What this task involves: From the entries below, copy every line that holds the word "кабинет".

Information supplied:

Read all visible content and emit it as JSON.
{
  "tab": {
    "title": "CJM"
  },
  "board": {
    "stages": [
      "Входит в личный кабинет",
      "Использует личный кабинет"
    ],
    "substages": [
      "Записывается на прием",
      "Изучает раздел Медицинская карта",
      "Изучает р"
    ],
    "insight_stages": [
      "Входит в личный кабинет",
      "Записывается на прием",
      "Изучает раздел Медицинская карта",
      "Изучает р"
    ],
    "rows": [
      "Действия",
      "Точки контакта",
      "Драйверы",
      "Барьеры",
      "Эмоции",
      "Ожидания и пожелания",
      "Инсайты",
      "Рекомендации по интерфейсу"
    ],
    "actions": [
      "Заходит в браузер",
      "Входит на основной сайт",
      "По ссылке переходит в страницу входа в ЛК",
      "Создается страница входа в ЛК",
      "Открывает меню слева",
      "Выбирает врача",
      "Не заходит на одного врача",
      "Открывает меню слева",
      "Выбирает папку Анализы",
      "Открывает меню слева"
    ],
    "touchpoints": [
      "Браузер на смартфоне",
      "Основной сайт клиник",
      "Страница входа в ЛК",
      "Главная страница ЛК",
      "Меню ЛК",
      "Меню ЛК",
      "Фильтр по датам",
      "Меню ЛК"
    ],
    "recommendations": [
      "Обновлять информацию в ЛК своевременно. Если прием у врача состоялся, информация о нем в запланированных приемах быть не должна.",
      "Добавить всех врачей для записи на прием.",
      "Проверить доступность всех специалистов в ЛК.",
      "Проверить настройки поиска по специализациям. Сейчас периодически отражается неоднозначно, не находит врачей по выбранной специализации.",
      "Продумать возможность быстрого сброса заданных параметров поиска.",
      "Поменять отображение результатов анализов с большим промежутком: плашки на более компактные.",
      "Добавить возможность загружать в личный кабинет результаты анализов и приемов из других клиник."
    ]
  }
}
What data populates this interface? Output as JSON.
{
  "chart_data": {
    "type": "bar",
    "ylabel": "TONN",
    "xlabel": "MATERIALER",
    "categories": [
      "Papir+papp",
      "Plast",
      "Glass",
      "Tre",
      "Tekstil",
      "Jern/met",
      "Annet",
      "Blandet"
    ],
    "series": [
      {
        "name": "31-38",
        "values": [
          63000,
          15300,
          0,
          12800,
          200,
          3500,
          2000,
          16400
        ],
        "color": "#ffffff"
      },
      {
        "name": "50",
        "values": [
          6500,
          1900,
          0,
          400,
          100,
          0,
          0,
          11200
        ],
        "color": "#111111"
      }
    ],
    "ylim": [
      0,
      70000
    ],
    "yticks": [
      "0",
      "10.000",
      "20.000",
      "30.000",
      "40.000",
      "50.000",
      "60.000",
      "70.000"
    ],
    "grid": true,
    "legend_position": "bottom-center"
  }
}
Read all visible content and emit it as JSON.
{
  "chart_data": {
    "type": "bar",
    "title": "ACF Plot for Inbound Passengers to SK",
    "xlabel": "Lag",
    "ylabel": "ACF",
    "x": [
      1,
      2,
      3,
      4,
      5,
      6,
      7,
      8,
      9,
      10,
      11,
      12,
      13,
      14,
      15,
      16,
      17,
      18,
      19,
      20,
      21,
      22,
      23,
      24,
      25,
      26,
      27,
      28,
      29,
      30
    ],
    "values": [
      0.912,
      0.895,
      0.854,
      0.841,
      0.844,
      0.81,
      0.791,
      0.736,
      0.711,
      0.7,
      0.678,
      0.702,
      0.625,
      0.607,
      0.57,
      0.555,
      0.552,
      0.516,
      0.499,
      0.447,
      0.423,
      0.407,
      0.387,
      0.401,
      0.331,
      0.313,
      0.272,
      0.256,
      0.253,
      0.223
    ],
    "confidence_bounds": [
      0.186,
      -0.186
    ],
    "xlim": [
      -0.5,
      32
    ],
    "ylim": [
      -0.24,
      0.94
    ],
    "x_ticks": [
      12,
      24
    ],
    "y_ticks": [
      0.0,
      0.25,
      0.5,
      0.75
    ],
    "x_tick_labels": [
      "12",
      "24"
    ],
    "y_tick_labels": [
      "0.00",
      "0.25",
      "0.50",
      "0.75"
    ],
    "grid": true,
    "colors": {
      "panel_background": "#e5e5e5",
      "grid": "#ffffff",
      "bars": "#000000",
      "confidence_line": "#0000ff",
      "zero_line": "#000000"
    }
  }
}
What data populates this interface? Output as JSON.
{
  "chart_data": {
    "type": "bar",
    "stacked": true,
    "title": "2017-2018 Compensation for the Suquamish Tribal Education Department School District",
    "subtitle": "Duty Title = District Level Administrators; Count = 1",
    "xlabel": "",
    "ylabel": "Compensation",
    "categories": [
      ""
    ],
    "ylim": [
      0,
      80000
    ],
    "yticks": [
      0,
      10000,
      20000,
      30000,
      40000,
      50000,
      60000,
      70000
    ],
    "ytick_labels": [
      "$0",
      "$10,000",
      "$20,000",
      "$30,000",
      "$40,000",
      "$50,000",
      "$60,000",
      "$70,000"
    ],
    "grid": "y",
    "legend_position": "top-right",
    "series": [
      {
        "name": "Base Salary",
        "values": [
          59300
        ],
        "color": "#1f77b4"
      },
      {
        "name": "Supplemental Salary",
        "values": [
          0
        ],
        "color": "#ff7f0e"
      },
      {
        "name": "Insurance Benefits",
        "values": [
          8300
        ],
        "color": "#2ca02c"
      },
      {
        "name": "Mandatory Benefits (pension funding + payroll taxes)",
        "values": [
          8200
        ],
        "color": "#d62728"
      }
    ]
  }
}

Answer to this exercise:
      "Входит в личный кабинет",
      "Использует личный кабинет"
      "Входит в личный кабинет",
      "Добавить возможность загружать в личный кабинет результаты анализов и приемов из других клиник."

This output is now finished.